-- Task instructions --
Quote, without change, all of the lines that follow.

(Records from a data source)
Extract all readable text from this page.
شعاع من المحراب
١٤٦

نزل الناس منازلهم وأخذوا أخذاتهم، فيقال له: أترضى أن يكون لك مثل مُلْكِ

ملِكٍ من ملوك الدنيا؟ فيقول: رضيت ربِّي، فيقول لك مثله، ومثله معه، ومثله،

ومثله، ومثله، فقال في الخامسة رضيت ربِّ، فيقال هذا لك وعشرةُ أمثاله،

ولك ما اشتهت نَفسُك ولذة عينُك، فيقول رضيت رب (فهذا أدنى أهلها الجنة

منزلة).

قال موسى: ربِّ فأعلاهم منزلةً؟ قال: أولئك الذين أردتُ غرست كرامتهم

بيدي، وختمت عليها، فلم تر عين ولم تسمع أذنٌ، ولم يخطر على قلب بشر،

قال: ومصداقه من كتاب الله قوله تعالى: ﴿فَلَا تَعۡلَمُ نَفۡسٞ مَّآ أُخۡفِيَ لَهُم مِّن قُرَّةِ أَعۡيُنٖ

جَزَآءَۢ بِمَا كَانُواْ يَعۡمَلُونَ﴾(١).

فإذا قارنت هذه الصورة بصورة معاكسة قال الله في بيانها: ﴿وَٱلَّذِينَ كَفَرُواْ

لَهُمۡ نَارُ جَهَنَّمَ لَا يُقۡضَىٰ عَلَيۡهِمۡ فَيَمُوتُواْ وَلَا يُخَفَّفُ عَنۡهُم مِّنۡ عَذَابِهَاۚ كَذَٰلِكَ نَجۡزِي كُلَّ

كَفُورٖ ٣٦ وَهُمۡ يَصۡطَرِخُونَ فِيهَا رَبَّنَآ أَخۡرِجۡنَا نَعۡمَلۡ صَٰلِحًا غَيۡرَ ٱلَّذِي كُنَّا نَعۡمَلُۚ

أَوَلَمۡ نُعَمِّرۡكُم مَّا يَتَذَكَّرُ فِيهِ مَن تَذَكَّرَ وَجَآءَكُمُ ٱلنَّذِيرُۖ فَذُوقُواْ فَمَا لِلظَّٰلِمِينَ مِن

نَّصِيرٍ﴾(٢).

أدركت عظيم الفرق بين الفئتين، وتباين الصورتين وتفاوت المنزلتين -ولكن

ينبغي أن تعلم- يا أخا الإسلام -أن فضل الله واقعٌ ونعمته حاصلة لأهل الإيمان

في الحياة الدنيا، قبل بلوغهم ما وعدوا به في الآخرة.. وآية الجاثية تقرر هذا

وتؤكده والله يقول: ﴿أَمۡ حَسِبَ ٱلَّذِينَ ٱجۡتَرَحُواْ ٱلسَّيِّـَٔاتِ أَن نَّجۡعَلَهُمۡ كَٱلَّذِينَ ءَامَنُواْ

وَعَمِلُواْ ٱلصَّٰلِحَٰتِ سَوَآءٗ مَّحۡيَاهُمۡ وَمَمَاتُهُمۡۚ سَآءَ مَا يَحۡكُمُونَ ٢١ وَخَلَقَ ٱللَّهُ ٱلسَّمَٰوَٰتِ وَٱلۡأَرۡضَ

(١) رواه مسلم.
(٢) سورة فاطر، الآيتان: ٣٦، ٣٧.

-- Finished exercise --
Extract all readable text from this page.
شعاع من المحراب
١٤٦

نزل الناس منازلهم وأخذوا أخذاتهم، فيقال له: أترضى أن يكون لك مثل مُلْكِ

ملِكٍ من ملوك الدنيا؟ فيقول: رضيت ربِّي، فيقول لك مثله، ومثله معه، ومثله،

ومثله، ومثله، فقال في الخامسة رضيت ربِّ، فيقال هذا لك وعشرةُ أمثاله،

ولك ما اشتهت نَفسُك ولذة عينُك، فيقول رضيت رب (فهذا أدنى أهلها الجنة

منزلة).

قال موسى: ربِّ فأعلاهم منزلةً؟ قال: أولئك الذين أردتُ غرست كرامتهم

بيدي، وختمت عليها، فلم تر عين ولم تسمع أذنٌ، ولم يخطر على قلب بشر،

قال: ومصداقه من كتاب الله قوله تعالى: ﴿فَلَا تَعۡلَمُ نَفۡسٞ مَّآ أُخۡفِيَ لَهُم مِّن قُرَّةِ أَعۡيُنٖ

جَزَآءَۢ بِمَا كَانُواْ يَعۡمَلُونَ﴾(١).

فإذا قارنت هذه الصورة بصورة معاكسة قال الله في بيانها: ﴿وَٱلَّذِينَ كَفَرُواْ

لَهُمۡ نَارُ جَهَنَّمَ لَا يُقۡضَىٰ عَلَيۡهِمۡ فَيَمُوتُواْ وَلَا يُخَفَّفُ عَنۡهُم مِّنۡ عَذَابِهَاۚ كَذَٰلِكَ نَجۡزِي كُلَّ

كَفُورٖ ٣٦ وَهُمۡ يَصۡطَرِخُونَ فِيهَا رَبَّنَآ أَخۡرِجۡنَا نَعۡمَلۡ صَٰلِحًا غَيۡرَ ٱلَّذِي كُنَّا نَعۡمَلُۚ

أَوَلَمۡ نُعَمِّرۡكُم مَّا يَتَذَكَّرُ فِيهِ مَن تَذَكَّرَ وَجَآءَكُمُ ٱلنَّذِيرُۖ فَذُوقُواْ فَمَا لِلظَّٰلِمِينَ مِن

نَّصِيرٍ﴾(٢).

أدركت عظيم الفرق بين الفئتين، وتباين الصورتين وتفاوت المنزلتين -ولكن

ينبغي أن تعلم- يا أخا الإسلام -أن فضل الله واقعٌ ونعمته حاصلة لأهل الإيمان

في الحياة الدنيا، قبل بلوغهم ما وعدوا به في الآخرة.. وآية الجاثية تقرر هذا

وتؤكده والله يقول: ﴿أَمۡ حَسِبَ ٱلَّذِينَ ٱجۡتَرَحُواْ ٱلسَّيِّـَٔاتِ أَن نَّجۡعَلَهُمۡ كَٱلَّذِينَ ءَامَنُواْ

وَعَمِلُواْ ٱلصَّٰلِحَٰتِ سَوَآءٗ مَّحۡيَاهُمۡ وَمَمَاتُهُمۡۚ سَآءَ مَا يَحۡكُمُونَ ٢١ وَخَلَقَ ٱللَّهُ ٱلسَّمَٰوَٰتِ وَٱلۡأَرۡضَ

(١) رواه مسلم.
(٢) سورة فاطر، الآيتان: ٣٦، ٣٧.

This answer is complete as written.